Transcribe every line of the listing below without any deviation.

**Source records:**
________________

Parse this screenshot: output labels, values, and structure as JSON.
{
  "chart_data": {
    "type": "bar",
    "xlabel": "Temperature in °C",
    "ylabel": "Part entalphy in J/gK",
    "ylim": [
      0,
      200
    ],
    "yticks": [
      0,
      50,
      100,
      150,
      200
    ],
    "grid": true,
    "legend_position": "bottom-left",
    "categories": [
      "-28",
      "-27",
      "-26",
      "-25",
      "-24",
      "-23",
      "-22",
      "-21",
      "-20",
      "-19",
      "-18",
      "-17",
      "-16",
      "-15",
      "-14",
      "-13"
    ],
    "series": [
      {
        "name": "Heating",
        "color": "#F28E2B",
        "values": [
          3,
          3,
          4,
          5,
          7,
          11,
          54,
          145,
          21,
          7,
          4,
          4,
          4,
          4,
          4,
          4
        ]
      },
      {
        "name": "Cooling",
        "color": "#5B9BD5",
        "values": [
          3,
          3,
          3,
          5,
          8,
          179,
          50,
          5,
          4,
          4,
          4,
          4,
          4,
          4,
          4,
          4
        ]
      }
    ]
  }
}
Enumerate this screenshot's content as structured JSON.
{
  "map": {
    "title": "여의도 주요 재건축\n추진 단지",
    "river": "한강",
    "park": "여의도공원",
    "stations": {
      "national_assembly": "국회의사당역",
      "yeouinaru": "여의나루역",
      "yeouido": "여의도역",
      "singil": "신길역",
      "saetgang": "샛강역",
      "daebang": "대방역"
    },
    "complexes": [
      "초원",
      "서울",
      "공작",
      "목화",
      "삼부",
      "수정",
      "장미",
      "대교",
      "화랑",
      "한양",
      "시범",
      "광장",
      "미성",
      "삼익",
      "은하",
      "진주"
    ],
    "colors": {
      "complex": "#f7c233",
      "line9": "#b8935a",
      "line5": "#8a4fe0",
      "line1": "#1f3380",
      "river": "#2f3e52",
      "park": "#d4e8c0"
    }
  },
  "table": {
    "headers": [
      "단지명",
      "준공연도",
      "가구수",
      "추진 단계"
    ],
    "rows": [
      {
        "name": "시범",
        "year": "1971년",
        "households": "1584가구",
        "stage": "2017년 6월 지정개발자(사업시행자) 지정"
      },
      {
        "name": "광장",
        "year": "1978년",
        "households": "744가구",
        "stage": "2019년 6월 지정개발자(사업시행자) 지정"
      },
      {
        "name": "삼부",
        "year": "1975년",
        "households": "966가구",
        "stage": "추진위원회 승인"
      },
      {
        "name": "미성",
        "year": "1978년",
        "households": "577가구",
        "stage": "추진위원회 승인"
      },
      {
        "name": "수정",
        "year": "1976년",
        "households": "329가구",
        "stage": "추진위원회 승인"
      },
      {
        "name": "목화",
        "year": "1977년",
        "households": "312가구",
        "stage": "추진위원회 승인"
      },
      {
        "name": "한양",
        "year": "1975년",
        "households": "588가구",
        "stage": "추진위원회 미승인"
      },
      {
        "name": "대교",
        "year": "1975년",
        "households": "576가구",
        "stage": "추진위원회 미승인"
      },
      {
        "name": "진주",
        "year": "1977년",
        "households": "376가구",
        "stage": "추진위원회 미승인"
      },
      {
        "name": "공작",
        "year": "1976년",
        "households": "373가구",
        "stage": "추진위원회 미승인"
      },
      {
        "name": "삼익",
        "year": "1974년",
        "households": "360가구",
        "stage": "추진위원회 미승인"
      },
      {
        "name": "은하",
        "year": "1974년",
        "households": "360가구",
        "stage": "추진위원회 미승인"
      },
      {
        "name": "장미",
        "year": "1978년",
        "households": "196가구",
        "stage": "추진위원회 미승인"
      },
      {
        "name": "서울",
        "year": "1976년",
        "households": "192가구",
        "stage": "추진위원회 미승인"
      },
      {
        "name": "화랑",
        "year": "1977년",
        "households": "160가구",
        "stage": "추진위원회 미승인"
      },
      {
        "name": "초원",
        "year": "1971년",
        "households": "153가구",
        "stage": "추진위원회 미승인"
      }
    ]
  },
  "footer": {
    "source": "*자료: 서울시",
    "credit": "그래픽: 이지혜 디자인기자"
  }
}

________________

**Written response:**
Parse this screenshot: output labels, values, and structure as JSON.
{
  "chart_data": {
    "type": "bar",
    "xlabel": "Temperature in °C",
    "ylabel": "Part entalphy in J/gK",
    "ylim": [
      0,
      200
    ],
    "yticks": [
      0,
      50,
      100,
      150,
      200
    ],
    "grid": true,
    "legend_position": "bottom-left",
    "categories": [
      "-28",
      "-27",
      "-26",
      "-25",
      "-24",
      "-23",
      "-22",
      "-21",
      "-20",
      "-19",
      "-18",
      "-17",
      "-16",
      "-15",
      "-14",
      "-13"
    ],
    "series": [
      {
        "name": "Heating",
        "color": "#F28E2B",
        "values": [
          3,
          3,
          4,
          5,
          7,
          11,
          54,
          145,
          21,
          7,
          4,
          4,
          4,
          4,
          4,
          4
        ]
      },
      {
        "name": "Cooling",
        "color": "#5B9BD5",
        "values": [
          3,
          3,
          3,
          5,
          8,
          179,
          50,
          5,
          4,
          4,
          4,
          4,
          4,
          4,
          4,
          4
        ]
      }
    ]
  }
}
Enumerate this screenshot's content as structured JSON.
{
  "map": {
    "title": "여의도 주요 재건축\n추진 단지",
    "river": "한강",
    "park": "여의도공원",
    "stations": {
      "national_assembly": "국회의사당역",
      "yeouinaru": "여의나루역",
      "yeouido": "여의도역",
      "singil": "신길역",
      "saetgang": "샛강역",
      "daebang": "대방역"
    },
    "complexes": [
      "초원",
      "서울",
      "공작",
      "목화",
      "삼부",
      "수정",
      "장미",
      "대교",
      "화랑",
      "한양",
      "시범",
      "광장",
      "미성",
      "삼익",
      "은하",
      "진주"
    ],
    "colors": {
      "complex": "#f7c233",
      "line9": "#b8935a",
      "line5": "#8a4fe0",
      "line1": "#1f3380",
      "river": "#2f3e52",
      "park": "#d4e8c0"
    }
  },
  "table": {
    "headers": [
      "단지명",
      "준공연도",
      "가구수",
      "추진 단계"
    ],
    "rows": [
      {
        "name": "시범",
        "year": "1971년",
        "households": "1584가구",
        "stage": "2017년 6월 지정개발자(사업시행자) 지정"
      },
      {
        "name": "광장",
        "year": "1978년",
        "households": "744가구",
        "stage": "2019년 6월 지정개발자(사업시행자) 지정"
      },
      {
        "name": "삼부",
        "year": "1975년",
        "households": "966가구",
        "stage": "추진위원회 승인"
      },
      {
        "name": "미성",
        "year": "1978년",
        "households": "577가구",
        "stage": "추진위원회 승인"
      },
      {
        "name": "수정",
        "year": "1976년",
        "households": "329가구",
        "stage": "추진위원회 승인"
      },
      {
        "name": "목화",
        "year": "1977년",
        "households": "312가구",
        "stage": "추진위원회 승인"
      },
      {
        "name": "한양",
        "year": "1975년",
        "households": "588가구",
        "stage": "추진위원회 미승인"
      },
      {
        "name": "대교",
        "year": "1975년",
        "households": "576가구",
        "stage": "추진위원회 미승인"
      },
      {
        "name": "진주",
        "year": "1977년",
        "households": "376가구",
        "stage": "추진위원회 미승인"
      },
      {
        "name": "공작",
        "year": "1976년",
        "households": "373가구",
        "stage": "추진위원회 미승인"
      },
      {
        "name": "삼익",
        "year": "1974년",
        "households": "360가구",
        "stage": "추진위원회 미승인"
      },
      {
        "name": "은하",
        "year": "1974년",
        "households": "360가구",
        "stage": "추진위원회 미승인"
      },
      {
        "name": "장미",
        "year": "1978년",
        "households": "196가구",
        "stage": "추진위원회 미승인"
      },
      {
        "name": "서울",
        "year": "1976년",
        "households": "192가구",
        "stage": "추진위원회 미승인"
      },
      {
        "name": "화랑",
        "year": "1977년",
        "households": "160가구",
        "stage": "추진위원회 미승인"
      },
      {
        "name": "초원",
        "year": "1971년",
        "households": "153가구",
        "stage": "추진위원회 미승인"
      }
    ]
  },
  "footer": {
    "source": "*자료: 서울시",
    "credit": "그래픽: 이지혜 디자인기자"
  }
}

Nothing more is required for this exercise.